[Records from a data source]

◆ ◆ ◆ ◆ ◆

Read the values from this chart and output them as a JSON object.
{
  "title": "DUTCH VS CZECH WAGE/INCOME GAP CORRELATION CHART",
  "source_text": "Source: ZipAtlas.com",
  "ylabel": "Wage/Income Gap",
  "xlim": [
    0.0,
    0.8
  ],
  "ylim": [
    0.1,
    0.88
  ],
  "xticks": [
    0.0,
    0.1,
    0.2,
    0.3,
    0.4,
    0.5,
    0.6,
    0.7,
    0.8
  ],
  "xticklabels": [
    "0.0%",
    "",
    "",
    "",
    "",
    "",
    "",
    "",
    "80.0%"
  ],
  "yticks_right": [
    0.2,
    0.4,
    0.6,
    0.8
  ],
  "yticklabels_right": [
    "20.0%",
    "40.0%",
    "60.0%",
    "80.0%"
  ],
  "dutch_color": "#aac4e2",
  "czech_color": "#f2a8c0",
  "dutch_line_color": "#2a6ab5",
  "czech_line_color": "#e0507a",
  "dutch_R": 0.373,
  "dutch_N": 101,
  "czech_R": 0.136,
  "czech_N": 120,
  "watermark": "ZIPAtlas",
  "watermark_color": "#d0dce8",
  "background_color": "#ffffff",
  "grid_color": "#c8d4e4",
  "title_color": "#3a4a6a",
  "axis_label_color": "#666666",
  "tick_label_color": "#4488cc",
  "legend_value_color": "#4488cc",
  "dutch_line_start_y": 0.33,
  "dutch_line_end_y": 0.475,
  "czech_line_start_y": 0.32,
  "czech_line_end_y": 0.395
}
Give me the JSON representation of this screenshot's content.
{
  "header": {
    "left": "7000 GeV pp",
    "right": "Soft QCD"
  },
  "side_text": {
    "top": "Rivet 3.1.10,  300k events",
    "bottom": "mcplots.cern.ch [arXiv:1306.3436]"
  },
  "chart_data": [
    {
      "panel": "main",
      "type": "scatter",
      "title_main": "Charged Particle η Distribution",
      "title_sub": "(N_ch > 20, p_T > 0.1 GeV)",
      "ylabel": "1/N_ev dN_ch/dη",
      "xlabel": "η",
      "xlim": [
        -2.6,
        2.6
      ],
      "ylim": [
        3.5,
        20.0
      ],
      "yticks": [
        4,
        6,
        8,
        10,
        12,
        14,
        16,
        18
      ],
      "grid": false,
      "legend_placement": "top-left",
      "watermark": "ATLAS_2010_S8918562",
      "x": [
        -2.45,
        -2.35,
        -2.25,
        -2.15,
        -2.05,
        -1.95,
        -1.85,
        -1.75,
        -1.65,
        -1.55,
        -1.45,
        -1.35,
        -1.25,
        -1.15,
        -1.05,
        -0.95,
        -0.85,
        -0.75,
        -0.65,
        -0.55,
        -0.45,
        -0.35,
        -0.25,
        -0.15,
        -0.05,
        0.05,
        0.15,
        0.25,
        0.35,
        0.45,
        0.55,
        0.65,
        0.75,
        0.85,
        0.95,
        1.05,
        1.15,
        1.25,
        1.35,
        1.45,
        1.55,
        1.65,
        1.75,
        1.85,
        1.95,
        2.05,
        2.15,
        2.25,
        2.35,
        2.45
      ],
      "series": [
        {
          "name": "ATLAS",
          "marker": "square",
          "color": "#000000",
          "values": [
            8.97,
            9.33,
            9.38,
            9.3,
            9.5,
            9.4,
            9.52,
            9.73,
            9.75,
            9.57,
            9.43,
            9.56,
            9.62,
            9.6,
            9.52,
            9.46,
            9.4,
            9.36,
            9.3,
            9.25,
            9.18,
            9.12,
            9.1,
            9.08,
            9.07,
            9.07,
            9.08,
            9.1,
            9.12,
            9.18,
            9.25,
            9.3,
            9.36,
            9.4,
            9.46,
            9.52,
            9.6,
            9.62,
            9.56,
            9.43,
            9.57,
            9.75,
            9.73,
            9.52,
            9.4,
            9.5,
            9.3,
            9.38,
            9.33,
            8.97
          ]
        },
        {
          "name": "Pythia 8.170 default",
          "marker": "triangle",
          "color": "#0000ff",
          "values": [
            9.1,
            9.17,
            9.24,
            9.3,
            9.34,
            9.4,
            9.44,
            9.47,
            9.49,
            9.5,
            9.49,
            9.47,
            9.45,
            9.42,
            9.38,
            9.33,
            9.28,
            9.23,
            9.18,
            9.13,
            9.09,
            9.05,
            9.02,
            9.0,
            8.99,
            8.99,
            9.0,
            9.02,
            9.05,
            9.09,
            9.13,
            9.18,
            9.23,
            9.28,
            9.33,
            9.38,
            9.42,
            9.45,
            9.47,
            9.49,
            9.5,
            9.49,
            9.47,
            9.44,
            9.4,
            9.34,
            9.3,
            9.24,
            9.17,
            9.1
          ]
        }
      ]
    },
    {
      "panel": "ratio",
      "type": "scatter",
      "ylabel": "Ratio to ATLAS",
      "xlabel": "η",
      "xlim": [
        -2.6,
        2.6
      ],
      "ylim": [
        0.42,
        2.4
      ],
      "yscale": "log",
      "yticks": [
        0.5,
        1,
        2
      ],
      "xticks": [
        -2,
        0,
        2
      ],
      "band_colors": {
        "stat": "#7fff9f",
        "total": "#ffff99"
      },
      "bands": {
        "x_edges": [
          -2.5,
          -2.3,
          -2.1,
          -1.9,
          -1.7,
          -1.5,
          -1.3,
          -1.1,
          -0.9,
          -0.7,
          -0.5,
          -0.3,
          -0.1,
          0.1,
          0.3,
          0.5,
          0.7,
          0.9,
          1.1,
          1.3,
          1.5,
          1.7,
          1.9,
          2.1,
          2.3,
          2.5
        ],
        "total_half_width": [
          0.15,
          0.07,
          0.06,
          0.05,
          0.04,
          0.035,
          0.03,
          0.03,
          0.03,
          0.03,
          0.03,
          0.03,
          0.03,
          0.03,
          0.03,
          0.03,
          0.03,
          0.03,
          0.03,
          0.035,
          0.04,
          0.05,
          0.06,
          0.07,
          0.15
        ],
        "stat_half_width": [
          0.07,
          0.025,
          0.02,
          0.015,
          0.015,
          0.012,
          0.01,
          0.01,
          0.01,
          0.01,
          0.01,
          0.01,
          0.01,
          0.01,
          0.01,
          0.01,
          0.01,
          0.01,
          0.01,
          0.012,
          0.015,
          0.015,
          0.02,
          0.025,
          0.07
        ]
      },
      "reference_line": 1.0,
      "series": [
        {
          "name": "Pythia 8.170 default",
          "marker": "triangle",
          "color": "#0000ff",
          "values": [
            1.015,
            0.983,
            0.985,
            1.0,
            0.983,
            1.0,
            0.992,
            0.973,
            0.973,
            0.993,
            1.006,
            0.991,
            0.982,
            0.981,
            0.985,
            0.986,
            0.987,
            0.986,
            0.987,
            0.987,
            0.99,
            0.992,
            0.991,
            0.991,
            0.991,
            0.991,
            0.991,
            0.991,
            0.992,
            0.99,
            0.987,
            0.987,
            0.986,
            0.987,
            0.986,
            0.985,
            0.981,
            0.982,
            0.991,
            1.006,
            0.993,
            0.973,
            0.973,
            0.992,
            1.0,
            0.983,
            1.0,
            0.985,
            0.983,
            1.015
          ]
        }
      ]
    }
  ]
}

◆ ◆ ◆ ◆ ◆

Requirements →
Copy out all of the lines above exactly.

Solution to the problem →
Read the values from this chart and output them as a JSON object.
{
  "title": "DUTCH VS CZECH WAGE/INCOME GAP CORRELATION CHART",
  "source_text": "Source: ZipAtlas.com",
  "ylabel": "Wage/Income Gap",
  "xlim": [
    0.0,
    0.8
  ],
  "ylim": [
    0.1,
    0.88
  ],
  "xticks": [
    0.0,
    0.1,
    0.2,
    0.3,
    0.4,
    0.5,
    0.6,
    0.7,
    0.8
  ],
  "xticklabels": [
    "0.0%",
    "",
    "",
    "",
    "",
    "",
    "",
    "",
    "80.0%"
  ],
  "yticks_right": [
    0.2,
    0.4,
    0.6,
    0.8
  ],
  "yticklabels_right": [
    "20.0%",
    "40.0%",
    "60.0%",
    "80.0%"
  ],
  "dutch_color": "#aac4e2",
  "czech_color": "#f2a8c0",
  "dutch_line_color": "#2a6ab5",
  "czech_line_color": "#e0507a",
  "dutch_R": 0.373,
  "dutch_N": 101,
  "czech_R": 0.136,
  "czech_N": 120,
  "watermark": "ZIPAtlas",
  "watermark_color": "#d0dce8",
  "background_color": "#ffffff",
  "grid_color": "#c8d4e4",
  "title_color": "#3a4a6a",
  "axis_label_color": "#666666",
  "tick_label_color": "#4488cc",
  "legend_value_color": "#4488cc",
  "dutch_line_start_y": 0.33,
  "dutch_line_end_y": 0.475,
  "czech_line_start_y": 0.32,
  "czech_line_end_y": 0.395
}
Give me the JSON representation of this screenshot's content.
{
  "header": {
    "left": "7000 GeV pp",
    "right": "Soft QCD"
  },
  "side_text": {
    "top": "Rivet 3.1.10,  300k events",
    "bottom": "mcplots.cern.ch [arXiv:1306.3436]"
  },
  "chart_data": [
    {
      "panel": "main",
      "type": "scatter",
      "title_main": "Charged Particle η Distribution",
      "title_sub": "(N_ch > 20, p_T > 0.1 GeV)",
      "ylabel": "1/N_ev dN_ch/dη",
      "xlabel": "η",
      "xlim": [
        -2.6,
        2.6
      ],
      "ylim": [
        3.5,
        20.0
      ],
      "yticks": [
        4,
        6,
        8,
        10,
        12,
        14,
        16,
        18
      ],
      "grid": false,
      "legend_placement": "top-left",
      "watermark": "ATLAS_2010_S8918562",
      "x": [
        -2.45,
        -2.35,
        -2.25,
        -2.15,
        -2.05,
        -1.95,
        -1.85,
        -1.75,
        -1.65,
        -1.55,
        -1.45,
        -1.35,
        -1.25,
        -1.15,
        -1.05,
        -0.95,
        -0.85,
        -0.75,
        -0.65,
        -0.55,
        -0.45,
        -0.35,
        -0.25,
        -0.15,
        -0.05,
        0.05,
        0.15,
        0.25,
        0.35,
        0.45,
        0.55,
        0.65,
        0.75,
        0.85,
        0.95,
        1.05,
        1.15,
        1.25,
        1.35,
        1.45,
        1.55,
        1.65,
        1.75,
        1.85,
        1.95,
        2.05,
        2.15,
        2.25,
        2.35,
        2.45
      ],
      "series": [
        {
          "name": "ATLAS",
          "marker": "square",
          "color": "#000000",
          "values": [
            8.97,
            9.33,
            9.38,
            9.3,
            9.5,
            9.4,
            9.52,
            9.73,
            9.75,
            9.57,
            9.43,
            9.56,
            9.62,
            9.6,
            9.52,
            9.46,
            9.4,
            9.36,
            9.3,
            9.25,
            9.18,
            9.12,
            9.1,
            9.08,
            9.07,
            9.07,
            9.08,
            9.1,
            9.12,
            9.18,
            9.25,
            9.3,
            9.36,
            9.4,
            9.46,
            9.52,
            9.6,
            9.62,
            9.56,
            9.43,
            9.57,
            9.75,
            9.73,
            9.52,
            9.4,
            9.5,
            9.3,
            9.38,
            9.33,
            8.97
          ]
        },
        {
          "name": "Pythia 8.170 default",
          "marker": "triangle",
          "color": "#0000ff",
          "values": [
            9.1,
            9.17,
            9.24,
            9.3,
            9.34,
            9.4,
            9.44,
            9.47,
            9.49,
            9.5,
            9.49,
            9.47,
            9.45,
            9.42,
            9.38,
            9.33,
            9.28,
            9.23,
            9.18,
            9.13,
            9.09,
            9.05,
            9.02,
            9.0,
            8.99,
            8.99,
            9.0,
            9.02,
            9.05,
            9.09,
            9.13,
            9.18,
            9.23,
            9.28,
            9.33,
            9.38,
            9.42,
            9.45,
            9.47,
            9.49,
            9.5,
            9.49,
            9.47,
            9.44,
            9.4,
            9.34,
            9.3,
            9.24,
            9.17,
            9.1
          ]
        }
      ]
    },
    {
      "panel": "ratio",
      "type": "scatter",
      "ylabel": "Ratio to ATLAS",
      "xlabel": "η",
      "xlim": [
        -2.6,
        2.6
      ],
      "ylim": [
        0.42,
        2.4
      ],
      "yscale": "log",
      "yticks": [
        0.5,
        1,
        2
      ],
      "xticks": [
        -2,
        0,
        2
      ],
      "band_colors": {
        "stat": "#7fff9f",
        "total": "#ffff99"
      },
      "bands": {
        "x_edges": [
          -2.5,
          -2.3,
          -2.1,
          -1.9,
          -1.7,
          -1.5,
          -1.3,
          -1.1,
          -0.9,
          -0.7,
          -0.5,
          -0.3,
          -0.1,
          0.1,
          0.3,
          0.5,
          0.7,
          0.9,
          1.1,
          1.3,
          1.5,
          1.7,
          1.9,
          2.1,
          2.3,
          2.5
        ],
        "total_half_width": [
          0.15,
          0.07,
          0.06,
          0.05,
          0.04,
          0.035,
          0.03,
          0.03,
          0.03,
          0.03,
          0.03,
          0.03,
          0.03,
          0.03,
          0.03,
          0.03,
          0.03,
          0.03,
          0.03,
          0.035,
          0.04,
          0.05,
          0.06,
          0.07,
          0.15
        ],
        "stat_half_width": [
          0.07,
          0.025,
          0.02,
          0.015,
          0.015,
          0.012,
          0.01,
          0.01,
          0.01,
          0.01,
          0.01,
          0.01,
          0.01,
          0.01,
          0.01,
          0.01,
          0.01,
          0.01,
          0.01,
          0.012,
          0.015,
          0.015,
          0.02,
          0.025,
          0.07
        ]
      },
      "reference_line": 1.0,
      "series": [
        {
          "name": "Pythia 8.170 default",
          "marker": "triangle",
          "color": "#0000ff",
          "values": [
            1.015,
            0.983,
            0.985,
            1.0,
            0.983,
            1.0,
            0.992,
            0.973,
            0.973,
            0.993,
            1.006,
            0.991,
            0.982,
            0.981,
            0.985,
            0.986,
            0.987,
            0.986,
            0.987,
            0.987,
            0.99,
            0.992,
            0.991,
            0.991,
            0.991,
            0.991,
            0.991,
            0.991,
            0.992,
            0.99,
            0.987,
            0.987,
            0.986,
            0.987,
            0.986,
            0.985,
            0.981,
            0.982,
            0.991,
            1.006,
            0.993,
            0.973,
            0.973,
            0.992,
            1.0,
            0.983,
            1.0,
            0.985,
            0.983,
            1.015
          ]
        }
      ]
    }
  ]
}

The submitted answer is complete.